Every record that follows must be duplicated exactly, with images left out.
"""
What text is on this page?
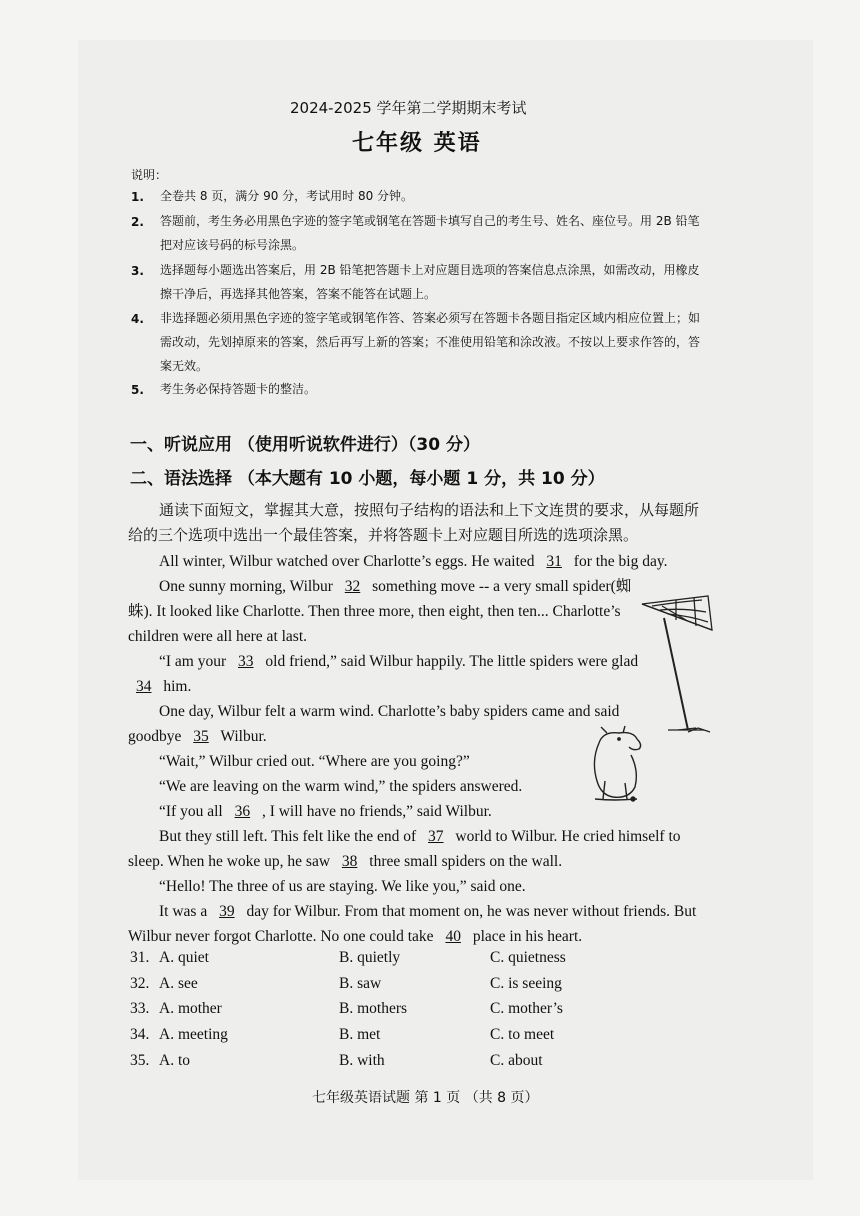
2024-2025 学年第二学期期末考试
七年级 英语
说明：
1. 全卷共 8 页，满分 90 分，考试用时 80 分钟。
2. 答题前，考生务必用黑色字迹的签字笔或钢笔在答题卡填写自己的考生号、姓名、座位号。用 2B 铅笔把对应该号码的标号涂黑。
3. 选择题每小题选出答案后，用 2B 铅笔把答题卡上对应题目选项的答案信息点涂黑，如需改动，用橡皮擦干净后，再选择其他答案，答案不能答在试题上。
4. 非选择题必须用黑色字迹的签字笔或钢笔作答、答案必须写在答题卡各题目指定区域内相应位置上；如需改动，先划掉原来的答案，然后再写上新的答案；不准使用铅笔和涂改液。不按以上要求作答的，答案无效。
5. 考生务必保持答题卡的整洁。
一、听说应用 （使用听说软件进行）（30 分）
二、语法选择 （本大题有 10 小题，每小题 1 分，共 10 分）
通读下面短文，掌握其大意，按照句子结构的语法和上下文连贯的要求，从每题所给的三个选项中选出一个最佳答案，并将答题卡上对应题目所选的选项涂黑。

All winter, Wilbur watched over Charlotte’s eggs. He waited 31 for the big day.

One sunny morning, Wilbur 32 something move -- a very small spider(蜘蛛). It looked like Charlotte. Then three more, then eight, then ten... Charlotte’s children were all here at last.

“I am your 33 old friend,” said Wilbur happily. The little spiders were glad 34 him.

One day, Wilbur felt a warm wind. Charlotte’s baby spiders came and said goodbye 35 Wilbur.

“Wait,” Wilbur cried out. “Where are you going?”

“We are leaving on the warm wind,” the spiders answered.

“If you all 36 , I will have no friends,” said Wilbur.

But they still left. This felt like the end of 37 world to Wilbur. He cried himself to sleep. When he woke up, he saw 38 three small spiders on the wall.

“Hello! The three of us are staying. We like you,” said one.

It was a 39 day for Wilbur. From that moment on, he was never without friends. But Wilbur never forgot Charlotte. No one could take 40 place in his heart.

31. A. quiet	B. quietly	C. quietness
32. A. see	B. saw	C. is seeing
33. A. mother	B. mothers	C. mother’s
34. A. meeting	B. met	C. to meet
35. A. to	B. with	C. about
七年级英语试题 第 1 页 （共 8 页）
"""
Result –
What text is on this page?
2024-2025 学年第二学期期末考试
七年级 英语
说明：
1. 全卷共 8 页，满分 90 分，考试用时 80 分钟。
2. 答题前，考生务必用黑色字迹的签字笔或钢笔在答题卡填写自己的考生号、姓名、座位号。用 2B 铅笔把对应该号码的标号涂黑。
3. 选择题每小题选出答案后，用 2B 铅笔把答题卡上对应题目选项的答案信息点涂黑，如需改动，用橡皮擦干净后，再选择其他答案，答案不能答在试题上。
4. 非选择题必须用黑色字迹的签字笔或钢笔作答、答案必须写在答题卡各题目指定区域内相应位置上；如需改动，先划掉原来的答案，然后再写上新的答案；不准使用铅笔和涂改液。不按以上要求作答的，答案无效。
5. 考生务必保持答题卡的整洁。
一、听说应用 （使用听说软件进行）（30 分）
二、语法选择 （本大题有 10 小题，每小题 1 分，共 10 分）
通读下面短文，掌握其大意，按照句子结构的语法和上下文连贯的要求，从每题所给的三个选项中选出一个最佳答案，并将答题卡上对应题目所选的选项涂黑。

All winter, Wilbur watched over Charlotte’s eggs. He waited 31 for the big day.

One sunny morning, Wilbur 32 something move -- a very small spider(蜘蛛). It looked like Charlotte. Then three more, then eight, then ten... Charlotte’s children were all here at last.

“I am your 33 old friend,” said Wilbur happily. The little spiders were glad 34 him.

One day, Wilbur felt a warm wind. Charlotte’s baby spiders came and said goodbye 35 Wilbur.

“Wait,” Wilbur cried out. “Where are you going?”

“We are leaving on the warm wind,” the spiders answered.

“If you all 36 , I will have no friends,” said Wilbur.

But they still left. This felt like the end of 37 world to Wilbur. He cried himself to sleep. When he woke up, he saw 38 three small spiders on the wall.

“Hello! The three of us are staying. We like you,” said one.

It was a 39 day for Wilbur. From that moment on, he was never without friends. But Wilbur never forgot Charlotte. No one could take 40 place in his heart.

31. A. quiet	B. quietly	C. quietness
32. A. see	B. saw	C. is seeing
33. A. mother	B. mothers	C. mother’s
34. A. meeting	B. met	C. to meet
35. A. to	B. with	C. about
七年级英语试题 第 1 页 （共 8 页）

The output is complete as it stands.